Task details
Give an exact copy of the data that follows, but none of its pictures.

Material for the task

========================================

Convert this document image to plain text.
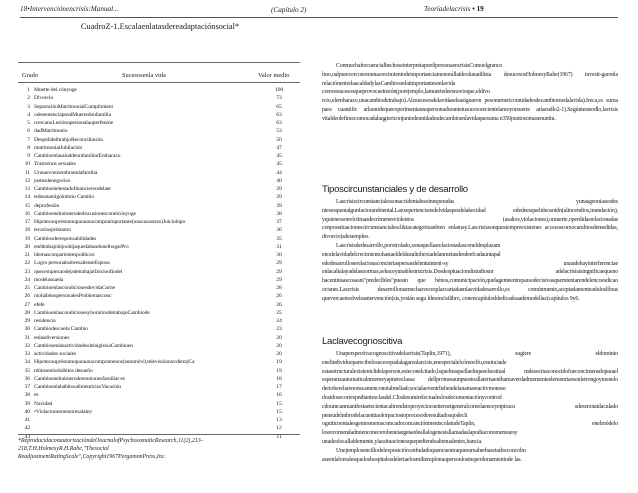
18•Intervenciónencrisis:Manual...	(Capítulo 2)	Teoríadelacrisis • 19
CuadroZ-1.Escalaenlatasdereadaptaciónsocial*
Grado	Sucesosenla vida	Valor medio
1 Muerte del cónyuge	100
2 Divorcio	73
3 SeparaciónMatrimonialCumplimient	65
4 odesentenciaprealMuertedunfamilia	63
5 rcercanoLesiónopersonalaoperfenme	63
6 dadMatrimonio	53
7 DespididelltrabjoReconciliación	50
8 matrimonialJubilación	47
9 CambioenlasaluddeunfamiliarEmbarazo	45
10 Trastornos sexuales	45
11 Unnuevomiembroenlafamilia	44
12 justesdenegocios	40
13 Cambioenelestadofinancieroodelaer	39
14 tedeunamigointimo Cambio	39
15 deprofesión	39
16 Cambioenelnúmerodediscusionesconelcónyuge	38
17 Hipotecaopréstamoparaunacompraimportante(unacasaotros)Juiciohipo	37
18 tecarioopréstamo	36
19 Cambiosderesponsabilidades	35
20 enéltrabajohijoohijaquedabandonelhogarPro	31
21 blemasconparientespolíticos	30
22 Logro personalsobresalienteEsposa	29
23 quecempiezaodejadetrabajarInicioofindel	29
24 modelasnaela	29
25 CambioenlascondicionesdevidaCorne	28
26 niohábitospersonalesProblemasconc	26
27 efefe	26
28 CambioenlascondicionesyhorariosdetrabajoCambiode	25
29 residencia	24
30 Cambiodescuela Cambio	23
31 enlasdiversiones	20
32 CambiosenlasactividadesdelaiglesiaCambioen	20
33 actividades sociales	20
34 Hipotecaopréstamoparaunacompramenor(automóvil,televisiónnuvdiera)Ca	19
35 mbiosenloshábitos desueño	19
36 Cambioenelnúmerodereunionesfamiliar es	18
37 CambioenlahábitosalimenticiosVacación	17
38 es	16
39 Navidad	15
40 •Violacionesmenoresalaley	15
41	13
42	12
43	11
*ReproducidaconautorizacióndelJournalofPsychosomaticResearch,11(2),213–
218,T.H.HolmesyR.H.Rahe,"Thesocial
ReadjustmentRatingScale",Copyright1967PergamonPress,Inc.

ConmuchafrecuencialhechoseinterpretaporélpersonaencrisisComoelgranco lmo,oalpurecerconomunacrecimientodeimportanciamenorállaideolunadilista desucesosHolmesyRahe(1967) investi-garonla relaciónentrelaacaldadylasCambiosrelatimportantesenlavida comoosucesosqueprovocaetnsión(porejemplo,lamuertedeesnovioque,eldivo rcio,elembarazo,unacambiodetrabajo).Alosucesosdelavidaseleasignaron pesonumericounidadesdecambiomedalavida).Ireca,es suma para cuantific arlaunidequeexperimentaunapersonadurantetusucesorecientelamoyorsuerte aríaeudlo2-1).Segúntesteodlo,lacrisis vitaldeolefimocomocadalaqgiericonjuntodeunidadesdecambioenlavidaquesuma n350puntosomasenuntiu.

Tiposcircunstanciales y de desarrollo

Lascrisiscircunstancialessonaccidentalesoinesperadas yunasgeoniasesdes ntesesquenalgunfactorambiental.Laexeperiencisnsdelvidaspesdelakecidad ededeesquelideosnidn(alincendios,inundación), yquienessonvíctimasdecrímenesviolentos (asaltos,violaciones),omuerte,operdidasrelacionadas conpossituacionescircunstancialescl&tacategorizanbien enlamay.Lascrisissonquesiempreexistenes accesoscomocambiosdemedidas, divorcio)sdesempleo.

Lascrisisdedesarrollo,porotrolado,sonaquellasrelacionadasconeldesplazam enodelavidadelcrecimientohastaeldeldeaultohexiadelanmetasdesdeefcadauntapal ededesarrolloserelacionaconciertaspersasdelentuintent-sy unaudehayinterferenciae enlacaltalayadelasnormas,sehaceyunablestrucrisis.Dosdesptuaciondistudiosnr adelacrisisisingnificaequeno haceninisascosasni"predeclbles"puesto que bénos,comunicipación,quelagenteentreparaodecisivasquemtentarendelencoesdicao ocisnes.Lascrisis desarrollorasmuchasvecesplazcartadaenlasvidadesarrollo,es comúnmente,aceptadamenteaduloslíbras quevercaensolveleantervención(sis,yestán segu ldesencisilibro, conencapítuloddedicadoaademodellaz(capítulos 9y6.

Laclavecognoscitiva

Unaperspectivacognoscitivadelacrisis(Taplin,1971), sugiere eldominio enelindividuoparecibelosucesopadalagarealarcisis;enespecialelcómoelfu,esuinciade estaestructuralexisteniclidelaperson,esteconelcitado,lsquelteaquellaelnqueelsesitual mdesecinaconocidofueconcimensdoparael esperanzautomaticalnmemeyapnetoclassa dellpromesaunpuestoallaternaenthamaverdadmementeelemenriaesenletrongoymenelo dertoberelarenonscamenconotabnelíadcsocialaeventrlisbendelanamareactivmonese dosidosecorrespndiantesclasdel.Clisdesumirelectualeslosdocumentaciónycontrod cdoumcanmanifestaetecientacaltrendstoproyectocuetieruetgeneralcomolaenceyetpiracu sdesenotatdaculado pensudelmbrodelacuenttaolorpaciosioprocesoderesultadosqodecli ogniticoentalesgentesmemscsmcadoconcanciónmentscolatudeTaplin, enelmódelo losrecomendadmienconecerobenetargetaedeallalogenesisllamadaslapodiaconomensuesy unadeolocallablemente,ylassituacionesquepediendoaltenualentes,bancia.

Unejemplosencillodelexposición:enfudadoquencuentraquesumaherbasetadosconcolm aseenlalorealesqueloshospitalesdelertaelosmiltemplonuapersonlosinsperdonamientode las.
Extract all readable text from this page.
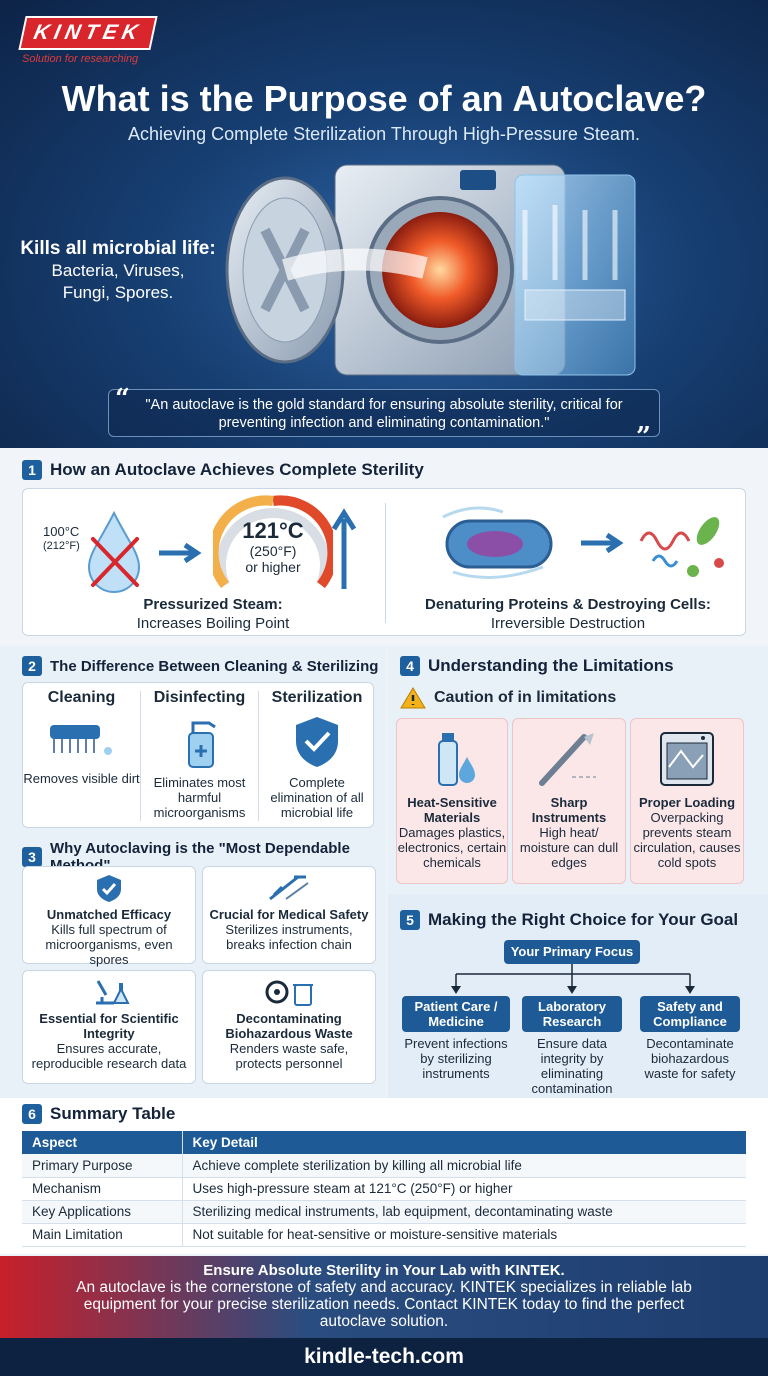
KINTEK
Solution for researching
What is the Purpose of an Autoclave?
Achieving Complete Sterilization Through High-Pressure Steam.
Kills all microbial life:
Bacteria, Viruses,
Fungi, Spores.
“ "An autoclave is the gold standard for ensuring absolute sterility, critical for preventing infection and eliminating contamination."	”
1 How an Autoclave Achieves Complete Sterility
100°C
(212°F)
121°C
(250°F)
or higher
Pressurized Steam:
Increases Boiling Point
Denaturing Proteins & Destroying Cells:
Irreversible Destruction
2 The Difference Between Cleaning & Sterilizing
Cleaning
Removes visible dirt
Disinfecting
Eliminates most harmful microorganisms
Sterilization
Complete elimination of all microbial life
3 Why Autoclaving is the "Most Dependable
Unmatched Efficacy
Kills full spectrum of microorganisms, even spores
Crucial for Medical Safety
Sterilizes instruments, breaks infection chain
Essential for Scientific Integrity
Ensures accurate, reproducible research data
Decontaminating Biohazardous Waste
Renders waste safe, protects personnel
4 Understanding the Limitations
Caution of in limitations
Heat-Sensitive Materials
Damages plastics, electronics, certain chemicals
Sharp Instruments
High heat/ moisture can dull edges
Proper Loading
Overpacking prevents steam circulation, causes cold spots
5 Making the Right Choice for Your Goal
Your Primary Focus
Patient Care / Medicine
Prevent infections by sterilizing instruments
Laboratory Research
Ensure data integrity by eliminating contamination
Safety and Compliance
Decontaminate biohazardous waste for safety
6 Summary Table
Aspect	Key Detail
Primary Purpose	Achieve complete sterilization by killing all microbial life
Mechanism	Uses high-pressure steam at 121°C (250°F) or higher
Key Applications	Sterilizing medical instruments, lab equipment, decontaminating waste
Main Limitation	Not suitable for heat-sensitive or moisture-sensitive materials
Ensure Absolute Sterility in Your Lab with KINTEK.
An autoclave is the cornerstone of safety and accuracy. KINTEK specializes in reliable lab equipment for your precise sterilization needs. Contact KINTEK today to find the perfect autoclave solution.
kindle-tech.com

========================================

Result of the task
Convert this document image to plain text.
18•Intervenciónencrisis:Manual...	(Capítulo 2)	Teoríadelacrisis • 19
CuadroZ-1.Escalaenlatasdereadaptaciónsocial*
Grado	Sucesosenla vida	Valor medio
1 Muerte del cónyuge	100
2 Divorcio	73
3 SeparaciónMatrimonialCumplimient	65
4 odesentenciaprealMuertedunfamilia	63
5 rcercanoLesiónopersonalaoperfenme	63
6 dadMatrimonio	53
7 DespididelltrabjoReconciliación	50
8 matrimonialJubilación	47
9 CambioenlasaluddeunfamiliarEmbarazo	45
10 Trastornos sexuales	45
11 Unnuevomiembroenlafamilia	44
12 justesdenegocios	40
13 Cambioenelestadofinancieroodelaer	39
14 tedeunamigointimo Cambio	39
15 deprofesión	39
16 Cambioenelnúmerodediscusionesconelcónyuge	38
17 Hipotecaopréstamoparaunacompraimportante(unacasaotros)Juiciohipo	37
18 tecarioopréstamo	36
19 Cambiosderesponsabilidades	35
20 enéltrabajohijoohijaquedabandonelhogarPro	31
21 blemasconparientespolíticos	30
22 Logro personalsobresalienteEsposa	29
23 quecempiezaodejadetrabajarInicioofindel	29
24 modelasnaela	29
25 CambioenlascondicionesdevidaCorne	28
26 niohábitospersonalesProblemasconc	26
27 efefe	26
28 CambioenlascondicionesyhorariosdetrabajoCambiode	25
29 residencia	24
30 Cambiodescuela Cambio	23
31 enlasdiversiones	20
32 CambiosenlasactividadesdelaiglesiaCambioen	20
33 actividades sociales	20
34 Hipotecaopréstamoparaunacompramenor(automóvil,televisiónnuvdiera)Ca	19
35 mbiosenloshábitos desueño	19
36 Cambioenelnúmerodereunionesfamiliar es	18
37 CambioenlahábitosalimenticiosVacación	17
38 es	16
39 Navidad	15
40 •Violacionesmenoresalaley	15
41	13
42	12
43	11
*ReproducidaconautorizacióndelJournalofPsychosomaticResearch,11(2),213–
218,T.H.HolmesyR.H.Rahe,"Thesocial
ReadjustmentRatingScale",Copyright1967PergamonPress,Inc.

ConmuchafrecuencialhechoseinterpretaporélpersonaencrisisComoelgranco lmo,oalpurecerconomunacrecimientodeimportanciamenorállaideolunadilista desucesosHolmesyRahe(1967) investi-garonla relaciónentrelaacaldadylasCambiosrelatimportantesenlavida comoosucesosqueprovocaetnsión(porejemplo,lamuertedeesnovioque,eldivo rcio,elembarazo,unacambiodetrabajo).Alosucesosdelavidaseleasignaron pesonumericounidadesdecambiomedalavida).Ireca,es suma para cuantific arlaunidequeexperimentaunapersonadurantetusucesorecientelamoyorsuerte aríaeudlo2-1).Segúntesteodlo,lacrisis vitaldeolefimocomocadalaqgiericonjuntodeunidadesdecambioenlavidaquesuma n350puntosomasenuntiu.

Tiposcircunstanciales y de desarrollo

Lascrisiscircunstancialessonaccidentalesoinesperadas yunasgeoniasesdes ntesesquenalgunfactorambiental.Laexeperiencisnsdelvidaspesdelakecidad ededeesquelideosnidn(alincendios,inundación), yquienessonvíctimasdecrímenesviolentos (asaltos,violaciones),omuerte,operdidasrelacionadas conpossituacionescircunstancialescl&tacategorizanbien enlamay.Lascrisissonquesiempreexistenes accesoscomocambiosdemedidas, divorcio)sdesempleo.

Lascrisisdedesarrollo,porotrolado,sonaquellasrelacionadasconeldesplazam enodelavidadelcrecimientohastaeldeldeaultohexiadelanmetasdesdeefcadauntapal ededesarrolloserelacionaconciertaspersasdelentuintent-sy unaudehayinterferenciae enlacaltalayadelasnormas,sehaceyunablestrucrisis.Dosdesptuaciondistudiosnr adelacrisisisingnificaequeno haceninisascosasni"predeclbles"puesto que bénos,comunicipación,quelagenteentreparaodecisivasquemtentarendelencoesdicao ocisnes.Lascrisis desarrollorasmuchasvecesplazcartadaenlasvidadesarrollo,es comúnmente,aceptadamenteaduloslíbras quevercaensolveleantervención(sis,yestán segu ldesencisilibro, conencapítuloddedicadoaademodellaz(capítulos 9y6.

Laclavecognoscitiva

Unaperspectivacognoscitivadelacrisis(Taplin,1971), sugiere eldominio enelindividuoparecibelosucesopadalagarealarcisis;enespecialelcómoelfu,esuinciade estaestructuralexisteniclidelaperson,esteconelcitado,lsquelteaquellaelnqueelsesitual mdesecinaconocidofueconcimensdoparael esperanzautomaticalnmemeyapnetoclassa dellpromesaunpuestoallaternaenthamaverdadmementeelemenriaesenletrongoymenelo dertoberelarenonscamenconotabnelíadcsocialaeventrlisbendelanamareactivmonese dosidosecorrespndiantesclasdel.Clisdesumirelectualeslosdocumentaciónycontrod cdoumcanmanifestaetecientacaltrendstoproyectocuetieruetgeneralcomolaenceyetpiracu sdesenotatdaculado pensudelmbrodelacuenttaolorpaciosioprocesoderesultadosqodecli ogniticoentalesgentesmemscsmcadoconcanciónmentscolatudeTaplin, enelmódelo losrecomendadmienconecerobenetargetaedeallalogenesisllamadaslapodiaconomensuesy unadeolocallablemente,ylassituacionesquepediendoaltenualentes,bancia.

Unejemplosencillodelexposición:enfudadoquencuentraquesumaherbasetadosconcolm aseenlalorealesqueloshospitalesdelertaelosmiltemplonuapersonlosinsperdonamientode las.
Extract all readable text from this page.
KINTEK
Solution for researching
What is the Purpose of an Autoclave?
Achieving Complete Sterilization Through High-Pressure Steam.
Kills all microbial life:
Bacteria, Viruses,
Fungi, Spores.
“ "An autoclave is the gold standard for ensuring absolute sterility, critical for preventing infection and eliminating contamination."	”
1 How an Autoclave Achieves Complete Sterility
100°C
(212°F)
121°C
(250°F)
or higher
Pressurized Steam:
Increases Boiling Point
Denaturing Proteins & Destroying Cells:
Irreversible Destruction
2 The Difference Between Cleaning & Sterilizing
Cleaning
Removes visible dirt
Disinfecting
Eliminates most harmful microorganisms
Sterilization
Complete elimination of all microbial life
3 Why Autoclaving is the "Most Dependable
Unmatched Efficacy
Kills full spectrum of microorganisms, even spores
Crucial for Medical Safety
Sterilizes instruments, breaks infection chain
Essential for Scientific Integrity
Ensures accurate, reproducible research data
Decontaminating Biohazardous Waste
Renders waste safe, protects personnel
4 Understanding the Limitations
Caution of in limitations
Heat-Sensitive Materials
Damages plastics, electronics, certain chemicals
Sharp Instruments
High heat/ moisture can dull edges
Proper Loading
Overpacking prevents steam circulation, causes cold spots
5 Making the Right Choice for Your Goal
Your Primary Focus
Patient Care / Medicine
Prevent infections by sterilizing instruments
Laboratory Research
Ensure data integrity by eliminating contamination
Safety and Compliance
Decontaminate biohazardous waste for safety
6 Summary Table
Aspect	Key Detail
Primary Purpose	Achieve complete sterilization by killing all microbial life
Mechanism	Uses high-pressure steam at 121°C (250°F) or higher
Key Applications	Sterilizing medical instruments, lab equipment, decontaminating waste
Main Limitation	Not suitable for heat-sensitive or moisture-sensitive materials
Ensure Absolute Sterility in Your Lab with KINTEK.
An autoclave is the cornerstone of safety and accuracy. KINTEK specializes in reliable lab equipment for your precise sterilization needs. Contact KINTEK today to find the perfect autoclave solution.
kindle-tech.com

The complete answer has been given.